→ PROBLEM TO WORK ON: Reproduce verbatim everything from the line containing "y-tick-label: 1,5 (17, 194, 37, 210)" down to the last line of the material, both ends included.

→ MATERIAL FOR THIS TASK:
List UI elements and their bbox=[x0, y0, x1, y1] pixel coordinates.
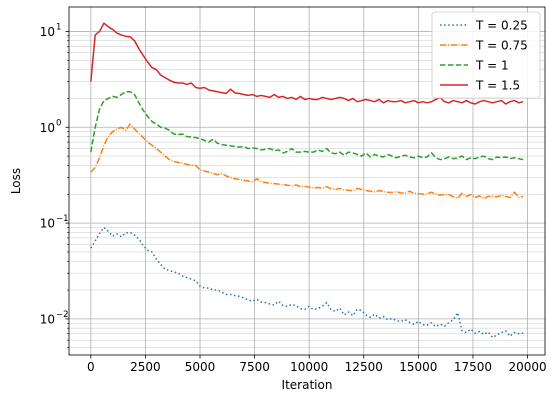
legend: T = 0.25 T = 0.75 T = 1 T = 1.5 bbox=[431, 11, 541, 99]
y-tick-exponent: −2 bbox=[56, 310, 69, 320]
series-line-4 bbox=[90, 22, 524, 105]
y-tick-label: 10 bbox=[40, 217, 55, 231]
series-line-1 bbox=[90, 226, 524, 339]
y-tick-label: 10 bbox=[40, 25, 55, 39]
x-tick-label: 20000 bbox=[508, 360, 546, 374]
series-line-2 bbox=[90, 123, 524, 200]
x-axis-label: Iteration bbox=[282, 378, 333, 392]
plot-frame bbox=[68, 6, 546, 356]
x-tick-label: 10000 bbox=[290, 360, 328, 374]
legend-label: T = 1.5 bbox=[475, 79, 520, 93]
y-tick-exponent: 0 bbox=[56, 118, 61, 128]
legend-label: T = 0.25 bbox=[475, 19, 528, 33]
x-tick-label: 2500 bbox=[130, 360, 161, 374]
series-line-3 bbox=[90, 90, 524, 161]
x-axis: 0 2500 5000 7500 10000 12500 15000 17500 20000 bbox=[87, 355, 547, 374]
legend-box bbox=[431, 11, 541, 99]
y-tick-exponent: 1 bbox=[56, 22, 61, 32]
x-tick-label: 12500 bbox=[345, 360, 383, 374]
y-tick-exponent: −1 bbox=[56, 214, 69, 224]
x-tick-label: 5000 bbox=[185, 360, 216, 374]
x-tick-label: 17500 bbox=[454, 360, 492, 374]
x-tick-label: 15000 bbox=[399, 360, 437, 374]
y-tick-label: 10 bbox=[40, 121, 55, 135]
series-lines bbox=[90, 22, 524, 339]
legend-label: T = 0.75 bbox=[475, 39, 528, 53]
legend-label: T = 1 bbox=[475, 59, 509, 73]
x-tick-label: 7500 bbox=[239, 360, 270, 374]
x-tick-label: 0 bbox=[87, 360, 95, 374]
y-tick-label: 10 bbox=[40, 312, 55, 326]
y-axis-label: Loss bbox=[9, 168, 23, 194]
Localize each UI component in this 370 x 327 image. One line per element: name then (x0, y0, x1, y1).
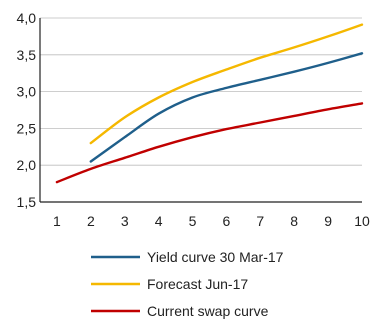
y-tick-label: 1,5 (17, 194, 37, 210)
y-tick-label: 4,0 (17, 10, 37, 26)
x-tick-labels: 1 2 3 4 5 6 7 8 9 10 (53, 213, 370, 229)
legend-label: Current swap curve (147, 303, 269, 319)
y-tick-label: 2,5 (17, 120, 37, 136)
x-tick-label: 6 (223, 213, 231, 229)
x-tick-label: 2 (87, 213, 95, 229)
x-tick-label: 3 (121, 213, 129, 229)
y-tick-label: 2,0 (17, 157, 37, 173)
legend-label: Forecast Jun-17 (147, 276, 248, 292)
grid-lines (40, 17, 362, 166)
series-line-yield-curve-30-mar-17 (89, 52, 364, 163)
y-tick-labels: 1,5 2,0 2,5 3,0 3,5 4,0 (17, 10, 37, 210)
series-lines (55, 23, 364, 184)
x-tick-label: 8 (290, 213, 298, 229)
x-tick-label: 1 (53, 213, 61, 229)
legend-label: Yield curve 30 Mar-17 (147, 249, 284, 265)
y-tick-label: 3,5 (17, 47, 37, 63)
series-line-current-swap-curve (55, 102, 364, 184)
series-line-forecast-jun-17 (89, 23, 364, 145)
x-tick-label: 5 (189, 213, 197, 229)
x-tick-label: 4 (155, 213, 163, 229)
x-tick-label: 9 (324, 213, 332, 229)
x-tick-label: 10 (354, 213, 370, 229)
axes (39, 18, 362, 203)
legend: Yield curve 30 Mar-17 Forecast Jun-17 Curr… (91, 249, 284, 319)
x-tick-label: 7 (256, 213, 264, 229)
y-tick-label: 3,0 (17, 84, 37, 100)
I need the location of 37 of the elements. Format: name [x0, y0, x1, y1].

→ CORRECT ANSWER:
y-tick-label: 1,5 (17, 194, 37, 210)
y-tick-label: 4,0 (17, 10, 37, 26)
x-tick-labels: 1 2 3 4 5 6 7 8 9 10 (53, 213, 370, 229)
legend-label: Current swap curve (147, 303, 269, 319)
y-tick-label: 2,5 (17, 120, 37, 136)
x-tick-label: 6 (223, 213, 231, 229)
x-tick-label: 2 (87, 213, 95, 229)
x-tick-label: 3 (121, 213, 129, 229)
y-tick-label: 2,0 (17, 157, 37, 173)
legend-label: Forecast Jun-17 (147, 276, 248, 292)
grid-lines (40, 17, 362, 166)
series-line-yield-curve-30-mar-17 (89, 52, 364, 163)
y-tick-labels: 1,5 2,0 2,5 3,0 3,5 4,0 (17, 10, 37, 210)
series-lines (55, 23, 364, 184)
x-tick-label: 8 (290, 213, 298, 229)
x-tick-label: 1 (53, 213, 61, 229)
legend-label: Yield curve 30 Mar-17 (147, 249, 284, 265)
y-tick-label: 3,5 (17, 47, 37, 63)
series-line-current-swap-curve (55, 102, 364, 184)
series-line-forecast-jun-17 (89, 23, 364, 145)
x-tick-label: 5 (189, 213, 197, 229)
x-tick-label: 4 (155, 213, 163, 229)
x-tick-label: 9 (324, 213, 332, 229)
x-tick-label: 10 (354, 213, 370, 229)
axes (39, 18, 362, 203)
legend: Yield curve 30 Mar-17 Forecast Jun-17 Curr… (91, 249, 284, 319)
x-tick-label: 7 (256, 213, 264, 229)
y-tick-label: 3,0 (17, 84, 37, 100)
I need the location of 37 of the elements. Format: name [x0, y0, x1, y1].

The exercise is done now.